_Assigned task_
Repeat the data below with no changes.

_Records from a dataset_
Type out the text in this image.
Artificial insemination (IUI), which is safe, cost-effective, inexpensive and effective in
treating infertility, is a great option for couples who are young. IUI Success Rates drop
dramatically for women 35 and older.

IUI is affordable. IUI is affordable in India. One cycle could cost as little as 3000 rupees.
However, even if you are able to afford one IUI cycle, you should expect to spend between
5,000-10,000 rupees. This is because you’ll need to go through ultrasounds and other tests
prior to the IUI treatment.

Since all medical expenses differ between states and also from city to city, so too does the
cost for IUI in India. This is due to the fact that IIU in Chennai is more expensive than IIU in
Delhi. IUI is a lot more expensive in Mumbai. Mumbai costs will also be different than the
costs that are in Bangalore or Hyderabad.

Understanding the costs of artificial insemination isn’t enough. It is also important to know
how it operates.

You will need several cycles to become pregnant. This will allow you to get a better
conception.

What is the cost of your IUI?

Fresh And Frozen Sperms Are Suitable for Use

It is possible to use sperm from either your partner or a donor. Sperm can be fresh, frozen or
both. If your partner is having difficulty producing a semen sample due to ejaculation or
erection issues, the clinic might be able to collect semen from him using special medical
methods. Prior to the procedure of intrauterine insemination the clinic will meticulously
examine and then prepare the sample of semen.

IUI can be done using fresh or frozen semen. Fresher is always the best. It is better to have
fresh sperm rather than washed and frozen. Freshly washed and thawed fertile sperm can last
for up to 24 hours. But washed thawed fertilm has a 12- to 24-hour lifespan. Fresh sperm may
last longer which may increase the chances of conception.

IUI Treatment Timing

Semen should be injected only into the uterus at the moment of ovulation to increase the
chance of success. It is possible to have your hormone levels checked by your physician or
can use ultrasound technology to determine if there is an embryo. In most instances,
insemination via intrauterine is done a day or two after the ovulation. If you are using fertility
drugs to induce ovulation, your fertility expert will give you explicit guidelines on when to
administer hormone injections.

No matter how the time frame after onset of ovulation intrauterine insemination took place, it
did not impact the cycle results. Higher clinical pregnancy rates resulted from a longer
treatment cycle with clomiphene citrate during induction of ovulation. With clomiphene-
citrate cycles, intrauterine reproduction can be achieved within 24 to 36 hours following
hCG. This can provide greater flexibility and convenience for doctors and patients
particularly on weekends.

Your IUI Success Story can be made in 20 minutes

_Answer below_
Type out the text in this image.
Artificial insemination (IUI), which is safe, cost-effective, inexpensive and effective in
treating infertility, is a great option for couples who are young. IUI Success Rates drop
dramatically for women 35 and older.

IUI is affordable. IUI is affordable in India. One cycle could cost as little as 3000 rupees.
However, even if you are able to afford one IUI cycle, you should expect to spend between
5,000-10,000 rupees. This is because you’ll need to go through ultrasounds and other tests
prior to the IUI treatment.

Since all medical expenses differ between states and also from city to city, so too does the
cost for IUI in India. This is due to the fact that IIU in Chennai is more expensive than IIU in
Delhi. IUI is a lot more expensive in Mumbai. Mumbai costs will also be different than the
costs that are in Bangalore or Hyderabad.

Understanding the costs of artificial insemination isn’t enough. It is also important to know
how it operates.

You will need several cycles to become pregnant. This will allow you to get a better
conception.

What is the cost of your IUI?

Fresh And Frozen Sperms Are Suitable for Use

It is possible to use sperm from either your partner or a donor. Sperm can be fresh, frozen or
both. If your partner is having difficulty producing a semen sample due to ejaculation or
erection issues, the clinic might be able to collect semen from him using special medical
methods. Prior to the procedure of intrauterine insemination the clinic will meticulously
examine and then prepare the sample of semen.

IUI can be done using fresh or frozen semen. Fresher is always the best. It is better to have
fresh sperm rather than washed and frozen. Freshly washed and thawed fertile sperm can last
for up to 24 hours. But washed thawed fertilm has a 12- to 24-hour lifespan. Fresh sperm may
last longer which may increase the chances of conception.

IUI Treatment Timing

Semen should be injected only into the uterus at the moment of ovulation to increase the
chance of success. It is possible to have your hormone levels checked by your physician or
can use ultrasound technology to determine if there is an embryo. In most instances,
insemination via intrauterine is done a day or two after the ovulation. If you are using fertility
drugs to induce ovulation, your fertility expert will give you explicit guidelines on when to
administer hormone injections.

No matter how the time frame after onset of ovulation intrauterine insemination took place, it
did not impact the cycle results. Higher clinical pregnancy rates resulted from a longer
treatment cycle with clomiphene citrate during induction of ovulation. With clomiphene-
citrate cycles, intrauterine reproduction can be achieved within 24 to 36 hours following
hCG. This can provide greater flexibility and convenience for doctors and patients
particularly on weekends.

Your IUI Success Story can be made in 20 minutes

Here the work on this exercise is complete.